■ OBJECTIVE ■
Restate the whole listing exactly.

(Figure contents as structured data)

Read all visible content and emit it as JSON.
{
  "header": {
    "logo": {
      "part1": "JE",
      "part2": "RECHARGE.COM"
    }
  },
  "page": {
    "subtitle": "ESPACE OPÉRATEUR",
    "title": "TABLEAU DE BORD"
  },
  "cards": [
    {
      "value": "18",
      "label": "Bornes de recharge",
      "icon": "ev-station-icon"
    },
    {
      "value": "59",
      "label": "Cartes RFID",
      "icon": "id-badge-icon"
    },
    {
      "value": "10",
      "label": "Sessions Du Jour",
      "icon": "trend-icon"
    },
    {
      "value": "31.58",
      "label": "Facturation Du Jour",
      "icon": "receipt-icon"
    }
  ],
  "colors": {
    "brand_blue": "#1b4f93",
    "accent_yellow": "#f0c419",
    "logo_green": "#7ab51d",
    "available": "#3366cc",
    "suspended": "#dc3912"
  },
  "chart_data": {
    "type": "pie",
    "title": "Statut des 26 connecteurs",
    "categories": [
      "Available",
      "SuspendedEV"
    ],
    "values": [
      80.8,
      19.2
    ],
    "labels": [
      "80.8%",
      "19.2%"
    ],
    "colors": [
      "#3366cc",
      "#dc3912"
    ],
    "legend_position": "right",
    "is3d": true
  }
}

■ COMPLETED EXERCISE ■
Read all visible content and emit it as JSON.
{
  "header": {
    "logo": {
      "part1": "JE",
      "part2": "RECHARGE.COM"
    }
  },
  "page": {
    "subtitle": "ESPACE OPÉRATEUR",
    "title": "TABLEAU DE BORD"
  },
  "cards": [
    {
      "value": "18",
      "label": "Bornes de recharge",
      "icon": "ev-station-icon"
    },
    {
      "value": "59",
      "label": "Cartes RFID",
      "icon": "id-badge-icon"
    },
    {
      "value": "10",
      "label": "Sessions Du Jour",
      "icon": "trend-icon"
    },
    {
      "value": "31.58",
      "label": "Facturation Du Jour",
      "icon": "receipt-icon"
    }
  ],
  "colors": {
    "brand_blue": "#1b4f93",
    "accent_yellow": "#f0c419",
    "logo_green": "#7ab51d",
    "available": "#3366cc",
    "suspended": "#dc3912"
  },
  "chart_data": {
    "type": "pie",
    "title": "Statut des 26 connecteurs",
    "categories": [
      "Available",
      "SuspendedEV"
    ],
    "values": [
      80.8,
      19.2
    ],
    "labels": [
      "80.8%",
      "19.2%"
    ],
    "colors": [
      "#3366cc",
      "#dc3912"
    ],
    "legend_position": "right",
    "is3d": true
  }
}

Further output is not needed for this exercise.